TASK REQUIREMENTS —
Every entry must be repeated exactly. Exclude all pictures.

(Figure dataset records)

**********

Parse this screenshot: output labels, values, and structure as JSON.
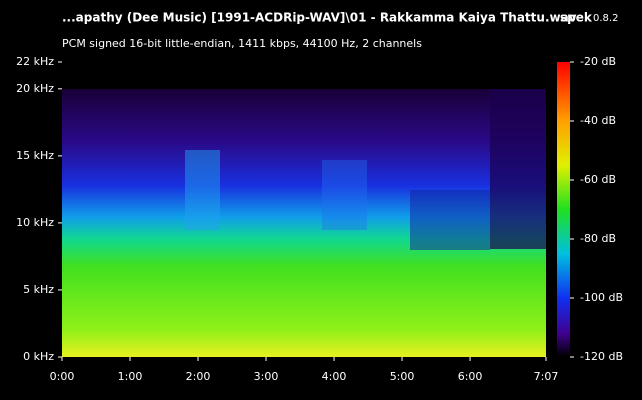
{
  "chart_data": {
    "type": "spectrogram",
    "title": "...apathy (Dee Music) [1991-ACDRip-WAV]\\01 - Rakkamma Kaiya Thattu.wav",
    "app": "spek",
    "version": "0.8.2",
    "subtitle": "PCM signed 16-bit little-endian, 1411 kbps, 44100 Hz, 2 channels",
    "ylim": [
      0,
      22
    ],
    "yticks": [
      {
        "value": 0,
        "label": "0 kHz"
      },
      {
        "value": 5,
        "label": "5 kHz"
      },
      {
        "value": 10,
        "label": "10 kHz"
      },
      {
        "value": 15,
        "label": "15 kHz"
      },
      {
        "value": 20,
        "label": "20 kHz"
      },
      {
        "value": 22,
        "label": "22 kHz"
      }
    ],
    "xlim": [
      0,
      427
    ],
    "xticks": [
      {
        "value": 0,
        "label": "0:00"
      },
      {
        "value": 60,
        "label": "1:00"
      },
      {
        "value": 120,
        "label": "2:00"
      },
      {
        "value": 180,
        "label": "3:00"
      },
      {
        "value": 240,
        "label": "4:00"
      },
      {
        "value": 300,
        "label": "5:00"
      },
      {
        "value": 360,
        "label": "6:00"
      },
      {
        "value": 427,
        "label": "7:07"
      }
    ],
    "clim": [
      -120,
      -20
    ],
    "cticks": [
      {
        "value": -20,
        "label": "-20 dB"
      },
      {
        "value": -40,
        "label": "-40 dB"
      },
      {
        "value": -60,
        "label": "-60 dB"
      },
      {
        "value": -80,
        "label": "-80 dB"
      },
      {
        "value": -100,
        "label": "-100 dB"
      },
      {
        "value": -120,
        "label": "-120 dB"
      }
    ]
  }
}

**********

FULL OUTPUT —
Parse this screenshot: output labels, values, and structure as JSON.
{
  "chart_data": {
    "type": "spectrogram",
    "title": "...apathy (Dee Music) [1991-ACDRip-WAV]\\01 - Rakkamma Kaiya Thattu.wav",
    "app": "spek",
    "version": "0.8.2",
    "subtitle": "PCM signed 16-bit little-endian, 1411 kbps, 44100 Hz, 2 channels",
    "ylim": [
      0,
      22
    ],
    "yticks": [
      {
        "value": 0,
        "label": "0 kHz"
      },
      {
        "value": 5,
        "label": "5 kHz"
      },
      {
        "value": 10,
        "label": "10 kHz"
      },
      {
        "value": 15,
        "label": "15 kHz"
      },
      {
        "value": 20,
        "label": "20 kHz"
      },
      {
        "value": 22,
        "label": "22 kHz"
      }
    ],
    "xlim": [
      0,
      427
    ],
    "xticks": [
      {
        "value": 0,
        "label": "0:00"
      },
      {
        "value": 60,
        "label": "1:00"
      },
      {
        "value": 120,
        "label": "2:00"
      },
      {
        "value": 180,
        "label": "3:00"
      },
      {
        "value": 240,
        "label": "4:00"
      },
      {
        "value": 300,
        "label": "5:00"
      },
      {
        "value": 360,
        "label": "6:00"
      },
      {
        "value": 427,
        "label": "7:07"
      }
    ],
    "clim": [
      -120,
      -20
    ],
    "cticks": [
      {
        "value": -20,
        "label": "-20 dB"
      },
      {
        "value": -40,
        "label": "-40 dB"
      },
      {
        "value": -60,
        "label": "-60 dB"
      },
      {
        "value": -80,
        "label": "-80 dB"
      },
      {
        "value": -100,
        "label": "-100 dB"
      },
      {
        "value": -120,
        "label": "-120 dB"
      }
    ]
  }
}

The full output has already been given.